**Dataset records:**
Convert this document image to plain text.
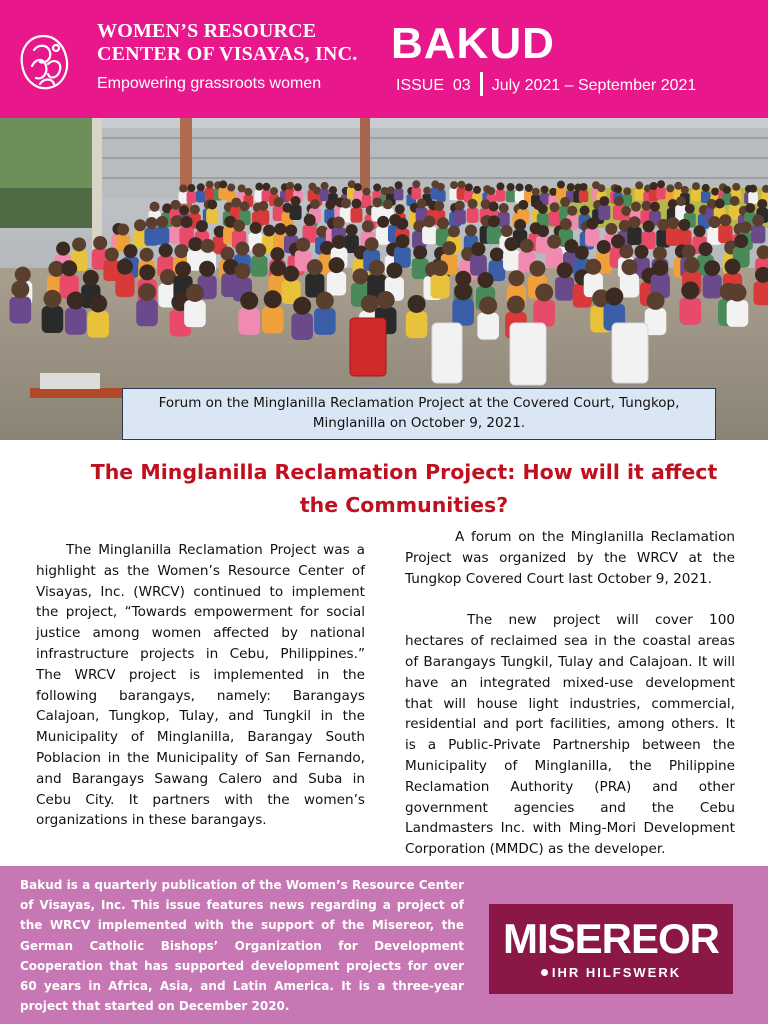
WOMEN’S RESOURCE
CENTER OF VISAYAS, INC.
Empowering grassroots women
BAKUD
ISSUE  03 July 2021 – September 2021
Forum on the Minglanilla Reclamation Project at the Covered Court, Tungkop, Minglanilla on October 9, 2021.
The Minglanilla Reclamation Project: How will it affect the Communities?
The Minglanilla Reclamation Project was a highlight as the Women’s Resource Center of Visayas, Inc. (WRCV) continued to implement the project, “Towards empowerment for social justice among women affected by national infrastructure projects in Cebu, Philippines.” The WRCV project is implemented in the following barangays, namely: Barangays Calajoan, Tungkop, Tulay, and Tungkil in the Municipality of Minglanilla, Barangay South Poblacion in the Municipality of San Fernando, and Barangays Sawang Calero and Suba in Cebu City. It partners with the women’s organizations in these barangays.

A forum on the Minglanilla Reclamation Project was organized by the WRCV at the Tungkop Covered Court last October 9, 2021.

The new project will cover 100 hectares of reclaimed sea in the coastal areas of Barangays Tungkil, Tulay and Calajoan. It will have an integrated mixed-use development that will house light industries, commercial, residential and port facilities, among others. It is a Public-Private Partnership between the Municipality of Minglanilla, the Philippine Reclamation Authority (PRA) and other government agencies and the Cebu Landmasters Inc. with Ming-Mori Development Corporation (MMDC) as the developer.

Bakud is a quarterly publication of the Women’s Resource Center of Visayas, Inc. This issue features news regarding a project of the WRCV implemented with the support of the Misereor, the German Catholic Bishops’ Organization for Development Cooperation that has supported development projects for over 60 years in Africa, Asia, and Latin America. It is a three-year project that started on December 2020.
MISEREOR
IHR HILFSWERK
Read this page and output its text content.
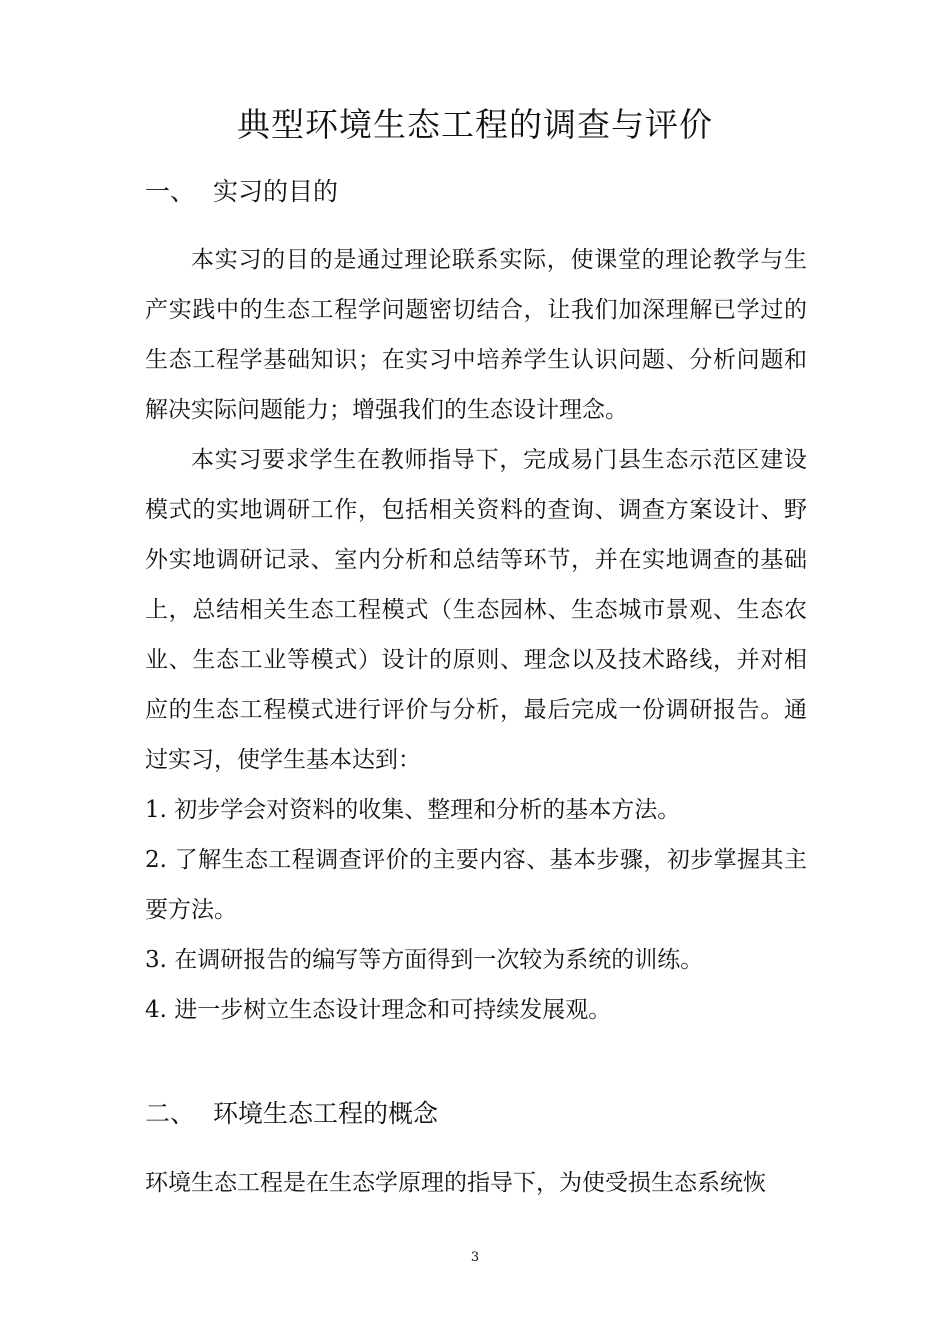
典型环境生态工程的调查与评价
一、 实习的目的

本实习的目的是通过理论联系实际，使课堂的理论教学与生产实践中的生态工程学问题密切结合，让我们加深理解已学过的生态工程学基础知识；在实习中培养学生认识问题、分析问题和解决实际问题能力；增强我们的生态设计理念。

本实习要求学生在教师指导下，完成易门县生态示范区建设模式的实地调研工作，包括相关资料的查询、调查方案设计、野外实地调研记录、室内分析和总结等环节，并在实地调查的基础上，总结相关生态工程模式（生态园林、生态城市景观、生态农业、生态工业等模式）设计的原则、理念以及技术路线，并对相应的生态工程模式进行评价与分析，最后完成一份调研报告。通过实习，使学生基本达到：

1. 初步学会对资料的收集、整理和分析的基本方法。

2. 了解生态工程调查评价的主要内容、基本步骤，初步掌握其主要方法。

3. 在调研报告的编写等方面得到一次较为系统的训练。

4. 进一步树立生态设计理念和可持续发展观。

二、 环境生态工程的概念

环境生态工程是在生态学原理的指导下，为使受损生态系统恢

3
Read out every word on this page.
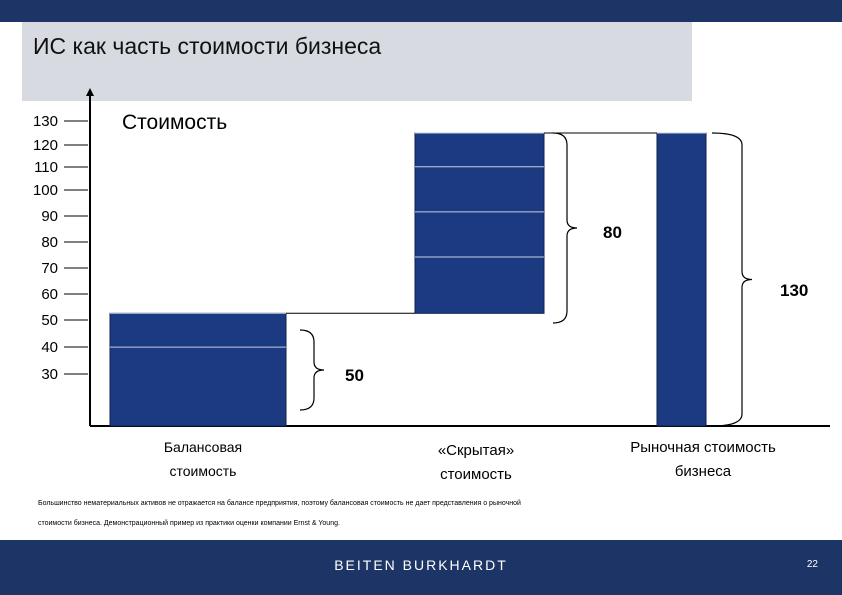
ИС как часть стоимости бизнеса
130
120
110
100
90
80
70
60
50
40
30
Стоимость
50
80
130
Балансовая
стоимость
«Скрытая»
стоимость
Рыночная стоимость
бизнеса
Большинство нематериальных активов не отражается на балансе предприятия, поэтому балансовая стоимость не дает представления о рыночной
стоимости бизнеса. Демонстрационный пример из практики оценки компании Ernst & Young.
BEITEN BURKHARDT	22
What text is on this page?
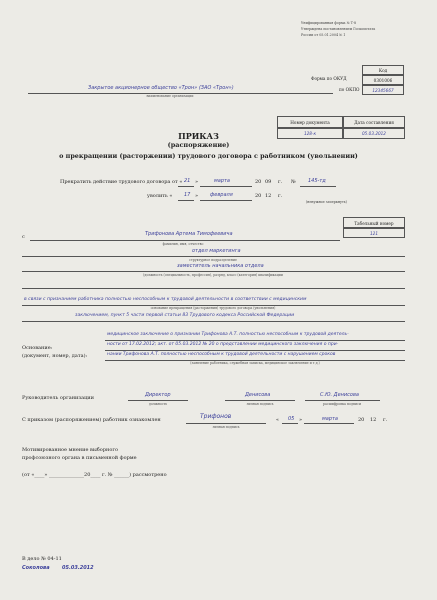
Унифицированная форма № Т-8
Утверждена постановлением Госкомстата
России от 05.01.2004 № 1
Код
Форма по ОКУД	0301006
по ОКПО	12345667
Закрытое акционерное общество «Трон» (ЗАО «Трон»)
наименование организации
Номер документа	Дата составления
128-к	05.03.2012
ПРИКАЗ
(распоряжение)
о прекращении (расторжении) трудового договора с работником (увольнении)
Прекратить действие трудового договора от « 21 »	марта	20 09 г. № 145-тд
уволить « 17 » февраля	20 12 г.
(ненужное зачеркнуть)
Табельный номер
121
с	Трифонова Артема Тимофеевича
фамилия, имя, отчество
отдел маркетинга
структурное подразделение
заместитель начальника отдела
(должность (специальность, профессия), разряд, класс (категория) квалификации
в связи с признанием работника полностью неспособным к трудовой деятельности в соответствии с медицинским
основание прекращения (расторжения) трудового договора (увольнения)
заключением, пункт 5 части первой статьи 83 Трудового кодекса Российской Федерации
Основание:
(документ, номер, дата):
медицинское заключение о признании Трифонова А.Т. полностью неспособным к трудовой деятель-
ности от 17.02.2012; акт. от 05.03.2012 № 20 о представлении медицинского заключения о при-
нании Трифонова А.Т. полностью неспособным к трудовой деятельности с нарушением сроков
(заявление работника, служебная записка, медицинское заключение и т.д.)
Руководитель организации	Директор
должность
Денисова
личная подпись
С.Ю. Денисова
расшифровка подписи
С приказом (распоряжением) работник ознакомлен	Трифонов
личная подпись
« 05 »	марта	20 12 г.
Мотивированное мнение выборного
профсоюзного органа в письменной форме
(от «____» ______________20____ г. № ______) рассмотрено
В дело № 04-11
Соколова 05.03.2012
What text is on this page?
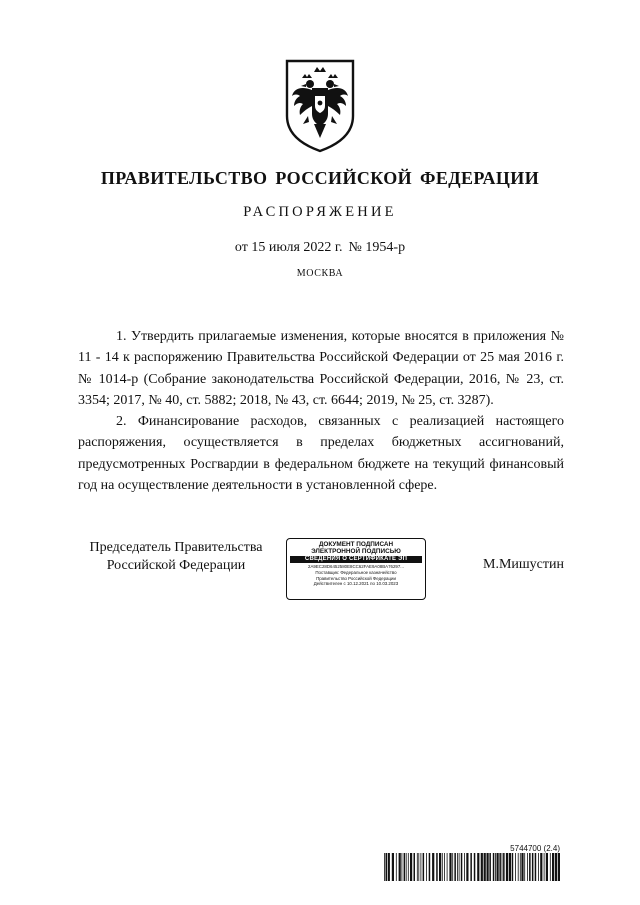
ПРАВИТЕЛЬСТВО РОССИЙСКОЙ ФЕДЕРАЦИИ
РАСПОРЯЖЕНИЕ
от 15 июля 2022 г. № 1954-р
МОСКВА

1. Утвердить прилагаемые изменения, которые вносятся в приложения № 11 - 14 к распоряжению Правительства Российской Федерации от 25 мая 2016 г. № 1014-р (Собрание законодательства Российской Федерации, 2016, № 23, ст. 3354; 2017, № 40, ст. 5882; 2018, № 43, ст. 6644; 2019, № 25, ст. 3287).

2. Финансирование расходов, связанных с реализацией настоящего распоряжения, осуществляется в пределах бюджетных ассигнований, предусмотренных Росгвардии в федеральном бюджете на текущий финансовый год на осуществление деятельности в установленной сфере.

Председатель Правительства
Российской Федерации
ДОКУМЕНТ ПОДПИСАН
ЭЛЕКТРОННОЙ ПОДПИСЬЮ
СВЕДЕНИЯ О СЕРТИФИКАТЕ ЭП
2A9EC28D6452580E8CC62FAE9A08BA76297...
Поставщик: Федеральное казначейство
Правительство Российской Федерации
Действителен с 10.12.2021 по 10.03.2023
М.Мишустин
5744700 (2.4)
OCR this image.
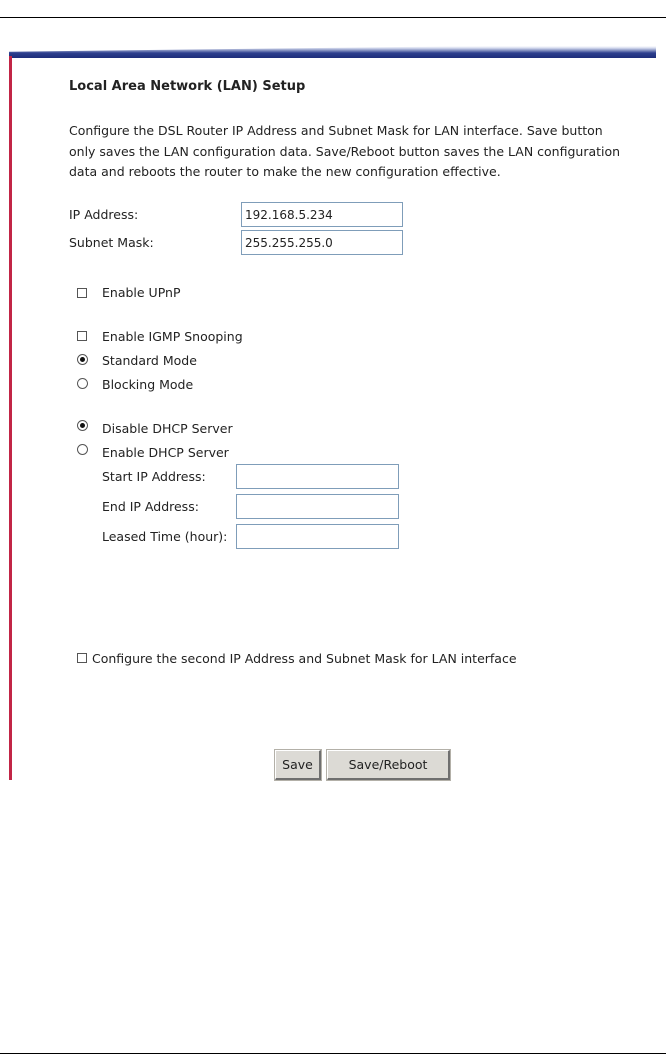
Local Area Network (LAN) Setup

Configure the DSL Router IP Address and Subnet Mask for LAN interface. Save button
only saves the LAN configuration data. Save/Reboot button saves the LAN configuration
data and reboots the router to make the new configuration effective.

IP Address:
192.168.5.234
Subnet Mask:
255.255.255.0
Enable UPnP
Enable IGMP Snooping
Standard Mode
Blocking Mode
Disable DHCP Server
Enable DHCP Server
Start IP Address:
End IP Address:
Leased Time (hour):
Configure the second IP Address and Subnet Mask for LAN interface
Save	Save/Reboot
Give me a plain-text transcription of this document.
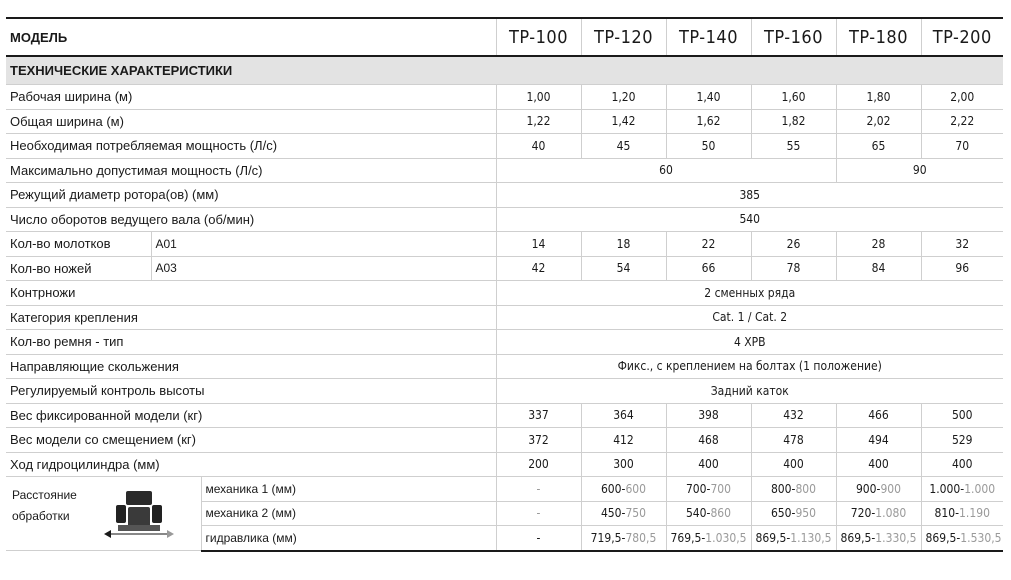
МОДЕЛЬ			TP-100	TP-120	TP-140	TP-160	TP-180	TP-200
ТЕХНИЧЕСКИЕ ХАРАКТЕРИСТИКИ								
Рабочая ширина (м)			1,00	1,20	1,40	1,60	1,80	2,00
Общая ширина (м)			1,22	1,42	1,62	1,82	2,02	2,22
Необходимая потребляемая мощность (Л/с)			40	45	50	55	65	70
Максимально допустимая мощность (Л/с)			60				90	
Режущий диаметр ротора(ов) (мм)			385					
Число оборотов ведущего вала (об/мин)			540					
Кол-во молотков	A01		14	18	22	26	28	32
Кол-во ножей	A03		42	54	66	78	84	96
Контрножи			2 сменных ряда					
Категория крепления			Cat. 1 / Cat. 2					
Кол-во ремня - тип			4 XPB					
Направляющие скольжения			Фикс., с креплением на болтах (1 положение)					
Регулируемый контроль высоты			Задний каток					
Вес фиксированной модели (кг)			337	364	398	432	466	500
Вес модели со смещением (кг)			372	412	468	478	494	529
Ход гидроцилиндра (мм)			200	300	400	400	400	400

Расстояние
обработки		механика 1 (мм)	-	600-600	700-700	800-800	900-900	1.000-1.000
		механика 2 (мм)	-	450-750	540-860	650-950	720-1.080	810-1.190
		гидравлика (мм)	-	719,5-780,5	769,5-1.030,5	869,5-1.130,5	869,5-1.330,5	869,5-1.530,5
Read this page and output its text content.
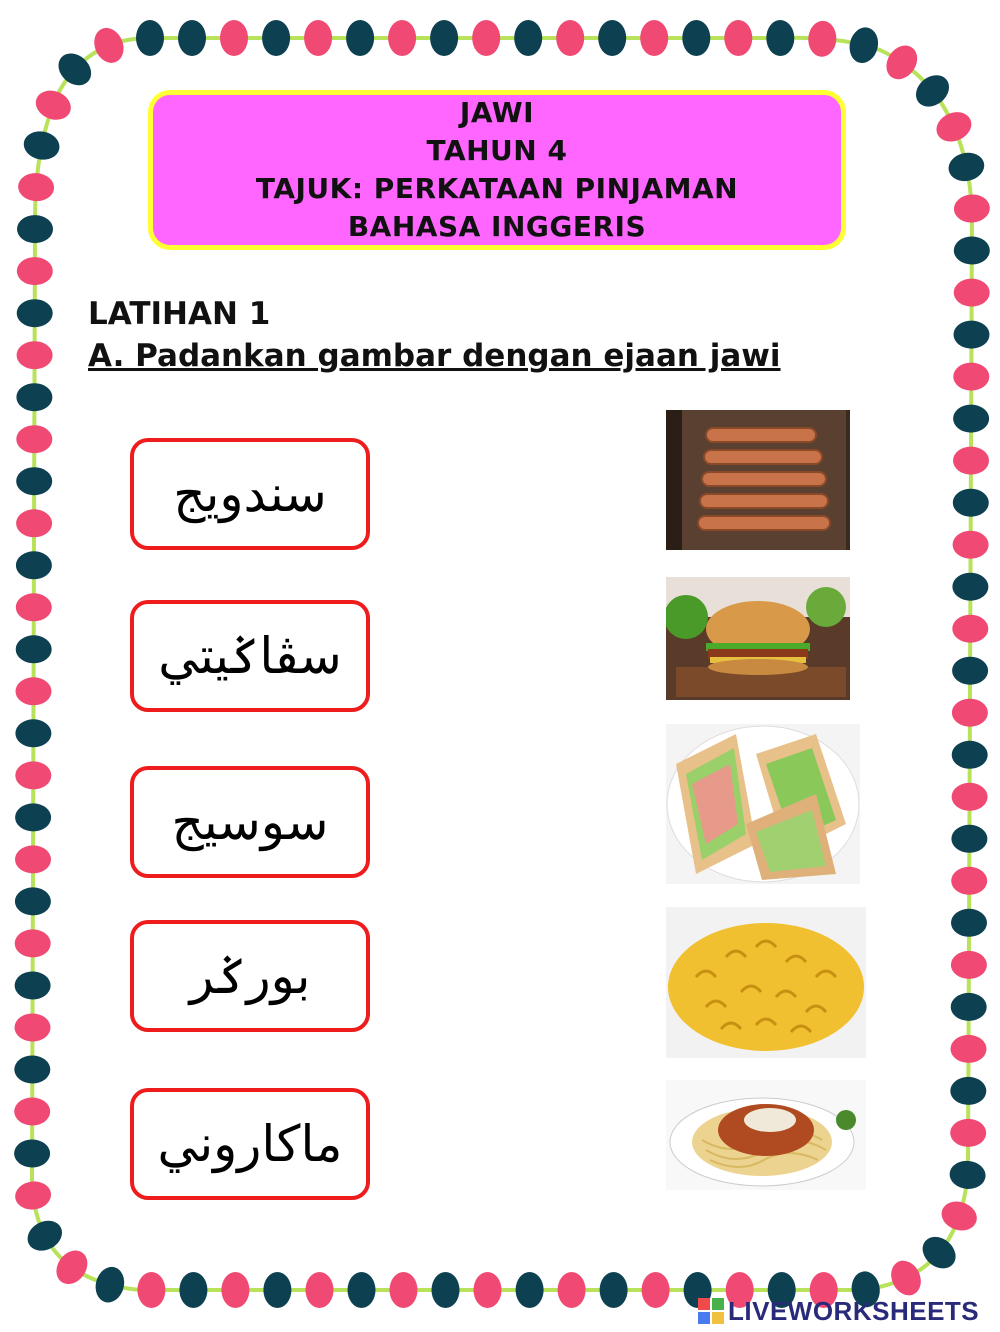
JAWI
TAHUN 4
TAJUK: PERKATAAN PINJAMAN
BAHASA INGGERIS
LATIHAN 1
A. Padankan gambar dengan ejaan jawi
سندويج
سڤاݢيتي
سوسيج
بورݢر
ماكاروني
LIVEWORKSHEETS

**DIRECTION:** Take each line containing the string "медицинское" and copy it out.

**OUTPUT FOR THIS TASK:**
медицинское заключение о признании Трифонова А.Т. полностью неспособным к трудовой деятель-
(заявление работника, служебная записка, медицинское заключение и т.д.)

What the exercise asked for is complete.